REQUEST :: Print every one of the following rows again, character for character and in the same order.

* BEGIN SOURCE DATA *

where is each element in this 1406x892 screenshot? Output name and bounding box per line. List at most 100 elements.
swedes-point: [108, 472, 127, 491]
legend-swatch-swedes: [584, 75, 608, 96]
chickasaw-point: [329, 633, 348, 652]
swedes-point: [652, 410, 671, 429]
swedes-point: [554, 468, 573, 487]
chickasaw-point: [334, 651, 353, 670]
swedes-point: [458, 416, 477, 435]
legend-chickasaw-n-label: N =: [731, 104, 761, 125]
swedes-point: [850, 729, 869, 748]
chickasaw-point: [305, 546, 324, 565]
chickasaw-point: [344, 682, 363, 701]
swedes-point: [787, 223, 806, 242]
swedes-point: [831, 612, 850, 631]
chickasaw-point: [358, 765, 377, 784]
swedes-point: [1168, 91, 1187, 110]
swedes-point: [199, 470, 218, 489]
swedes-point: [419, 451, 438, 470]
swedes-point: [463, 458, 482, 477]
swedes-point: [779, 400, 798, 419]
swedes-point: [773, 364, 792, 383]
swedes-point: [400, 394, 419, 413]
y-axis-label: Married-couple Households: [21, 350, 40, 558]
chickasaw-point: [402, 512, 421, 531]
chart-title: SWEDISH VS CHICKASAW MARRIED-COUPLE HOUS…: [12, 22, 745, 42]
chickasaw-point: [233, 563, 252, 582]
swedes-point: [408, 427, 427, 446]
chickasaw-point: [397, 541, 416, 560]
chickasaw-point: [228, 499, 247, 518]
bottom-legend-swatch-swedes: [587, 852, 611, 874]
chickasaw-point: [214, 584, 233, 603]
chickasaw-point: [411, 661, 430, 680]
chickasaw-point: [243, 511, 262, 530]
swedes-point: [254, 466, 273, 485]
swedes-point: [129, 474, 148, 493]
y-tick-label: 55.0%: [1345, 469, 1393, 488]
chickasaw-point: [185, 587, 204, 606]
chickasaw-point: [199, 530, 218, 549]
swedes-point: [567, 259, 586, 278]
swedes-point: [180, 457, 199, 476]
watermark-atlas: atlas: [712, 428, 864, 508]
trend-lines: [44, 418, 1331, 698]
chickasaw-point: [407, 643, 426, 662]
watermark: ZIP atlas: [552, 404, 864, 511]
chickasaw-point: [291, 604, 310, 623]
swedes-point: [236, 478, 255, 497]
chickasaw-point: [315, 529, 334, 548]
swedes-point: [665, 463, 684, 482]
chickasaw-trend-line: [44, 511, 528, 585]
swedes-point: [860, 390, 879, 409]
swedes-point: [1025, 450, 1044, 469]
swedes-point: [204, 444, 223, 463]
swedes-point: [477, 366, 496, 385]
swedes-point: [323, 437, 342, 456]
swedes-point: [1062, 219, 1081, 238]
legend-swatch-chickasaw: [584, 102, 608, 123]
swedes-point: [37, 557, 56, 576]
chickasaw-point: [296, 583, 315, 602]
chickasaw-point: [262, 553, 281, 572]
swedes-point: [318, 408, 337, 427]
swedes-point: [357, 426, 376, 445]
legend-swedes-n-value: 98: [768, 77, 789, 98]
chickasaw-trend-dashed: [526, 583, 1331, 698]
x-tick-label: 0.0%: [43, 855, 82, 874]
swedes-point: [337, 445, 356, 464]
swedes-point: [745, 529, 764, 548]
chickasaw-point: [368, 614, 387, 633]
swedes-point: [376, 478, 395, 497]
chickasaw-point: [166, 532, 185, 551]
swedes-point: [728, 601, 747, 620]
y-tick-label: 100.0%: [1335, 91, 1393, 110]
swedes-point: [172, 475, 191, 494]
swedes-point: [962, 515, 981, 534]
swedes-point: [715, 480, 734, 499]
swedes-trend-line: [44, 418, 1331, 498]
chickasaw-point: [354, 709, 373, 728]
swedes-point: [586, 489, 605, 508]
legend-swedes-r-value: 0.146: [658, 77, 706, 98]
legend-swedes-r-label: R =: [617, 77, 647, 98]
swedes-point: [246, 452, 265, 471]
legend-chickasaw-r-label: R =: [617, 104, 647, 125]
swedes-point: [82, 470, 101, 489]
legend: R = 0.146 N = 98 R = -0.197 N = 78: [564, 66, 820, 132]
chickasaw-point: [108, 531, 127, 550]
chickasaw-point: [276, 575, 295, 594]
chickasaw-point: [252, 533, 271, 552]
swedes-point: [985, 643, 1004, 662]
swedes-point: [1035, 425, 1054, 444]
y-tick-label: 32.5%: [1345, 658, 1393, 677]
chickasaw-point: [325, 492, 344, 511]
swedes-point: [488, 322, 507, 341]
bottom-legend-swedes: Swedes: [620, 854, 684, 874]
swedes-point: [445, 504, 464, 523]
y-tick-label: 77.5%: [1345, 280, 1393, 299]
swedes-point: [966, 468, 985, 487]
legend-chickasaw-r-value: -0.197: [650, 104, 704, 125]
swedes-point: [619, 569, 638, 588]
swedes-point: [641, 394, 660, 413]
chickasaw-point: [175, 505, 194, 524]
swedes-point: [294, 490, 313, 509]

* END SOURCE DATA *

SOLVED EXERCISE ::
where is each element in this 1406x892 screenshot? Output name and bounding box per line. List at most 100 elements.
swedes-point: [108, 472, 127, 491]
legend-swatch-swedes: [584, 75, 608, 96]
chickasaw-point: [329, 633, 348, 652]
swedes-point: [652, 410, 671, 429]
swedes-point: [554, 468, 573, 487]
chickasaw-point: [334, 651, 353, 670]
swedes-point: [458, 416, 477, 435]
legend-chickasaw-n-label: N =: [731, 104, 761, 125]
swedes-point: [850, 729, 869, 748]
chickasaw-point: [305, 546, 324, 565]
chickasaw-point: [344, 682, 363, 701]
swedes-point: [787, 223, 806, 242]
swedes-point: [831, 612, 850, 631]
chickasaw-point: [358, 765, 377, 784]
swedes-point: [1168, 91, 1187, 110]
swedes-point: [199, 470, 218, 489]
swedes-point: [419, 451, 438, 470]
swedes-point: [463, 458, 482, 477]
swedes-point: [779, 400, 798, 419]
swedes-point: [773, 364, 792, 383]
swedes-point: [400, 394, 419, 413]
y-axis-label: Married-couple Households: [21, 350, 40, 558]
chickasaw-point: [402, 512, 421, 531]
chart-title: SWEDISH VS CHICKASAW MARRIED-COUPLE HOUS…: [12, 22, 745, 42]
chickasaw-point: [233, 563, 252, 582]
swedes-point: [408, 427, 427, 446]
chickasaw-point: [397, 541, 416, 560]
chickasaw-point: [228, 499, 247, 518]
bottom-legend-swatch-swedes: [587, 852, 611, 874]
chickasaw-point: [214, 584, 233, 603]
chickasaw-point: [411, 661, 430, 680]
chickasaw-point: [243, 511, 262, 530]
swedes-point: [254, 466, 273, 485]
swedes-point: [129, 474, 148, 493]
y-tick-label: 55.0%: [1345, 469, 1393, 488]
chickasaw-point: [185, 587, 204, 606]
chickasaw-point: [199, 530, 218, 549]
swedes-point: [567, 259, 586, 278]
swedes-point: [180, 457, 199, 476]
watermark-atlas: atlas: [712, 428, 864, 508]
trend-lines: [44, 418, 1331, 698]
chickasaw-point: [407, 643, 426, 662]
watermark: ZIP atlas: [552, 404, 864, 511]
chickasaw-point: [291, 604, 310, 623]
swedes-point: [236, 478, 255, 497]
chickasaw-point: [315, 529, 334, 548]
swedes-point: [665, 463, 684, 482]
chickasaw-trend-line: [44, 511, 528, 585]
swedes-point: [860, 390, 879, 409]
swedes-point: [1025, 450, 1044, 469]
swedes-point: [204, 444, 223, 463]
swedes-point: [477, 366, 496, 385]
swedes-point: [323, 437, 342, 456]
swedes-point: [1062, 219, 1081, 238]
legend-swatch-chickasaw: [584, 102, 608, 123]
swedes-point: [37, 557, 56, 576]
chickasaw-point: [296, 583, 315, 602]
chickasaw-point: [262, 553, 281, 572]
swedes-point: [318, 408, 337, 427]
swedes-point: [357, 426, 376, 445]
legend-swedes-n-value: 98: [768, 77, 789, 98]
chickasaw-trend-dashed: [526, 583, 1331, 698]
x-tick-label: 0.0%: [43, 855, 82, 874]
swedes-point: [337, 445, 356, 464]
swedes-point: [745, 529, 764, 548]
chickasaw-point: [368, 614, 387, 633]
swedes-point: [376, 478, 395, 497]
chickasaw-point: [166, 532, 185, 551]
swedes-point: [728, 601, 747, 620]
y-tick-label: 100.0%: [1335, 91, 1393, 110]
swedes-point: [172, 475, 191, 494]
swedes-point: [962, 515, 981, 534]
swedes-point: [715, 480, 734, 499]
swedes-trend-line: [44, 418, 1331, 498]
chickasaw-point: [354, 709, 373, 728]
swedes-point: [586, 489, 605, 508]
legend-swedes-r-value: 0.146: [658, 77, 706, 98]
legend-swedes-r-label: R =: [617, 77, 647, 98]
swedes-point: [246, 452, 265, 471]
legend-chickasaw-r-label: R =: [617, 104, 647, 125]
swedes-point: [82, 470, 101, 489]
legend: R = 0.146 N = 98 R = -0.197 N = 78: [564, 66, 820, 132]
chickasaw-point: [108, 531, 127, 550]
chickasaw-point: [276, 575, 295, 594]
chickasaw-point: [252, 533, 271, 552]
swedes-point: [985, 643, 1004, 662]
swedes-point: [1035, 425, 1054, 444]
y-tick-label: 32.5%: [1345, 658, 1393, 677]
chickasaw-point: [325, 492, 344, 511]
swedes-point: [488, 322, 507, 341]
bottom-legend-swedes: Swedes: [620, 854, 684, 874]
swedes-point: [445, 504, 464, 523]
y-tick-label: 77.5%: [1345, 280, 1393, 299]
swedes-point: [966, 468, 985, 487]
legend-chickasaw-r-value: -0.197: [650, 104, 704, 125]
swedes-point: [619, 569, 638, 588]
swedes-point: [641, 394, 660, 413]
chickasaw-point: [175, 505, 194, 524]
swedes-point: [294, 490, 313, 509]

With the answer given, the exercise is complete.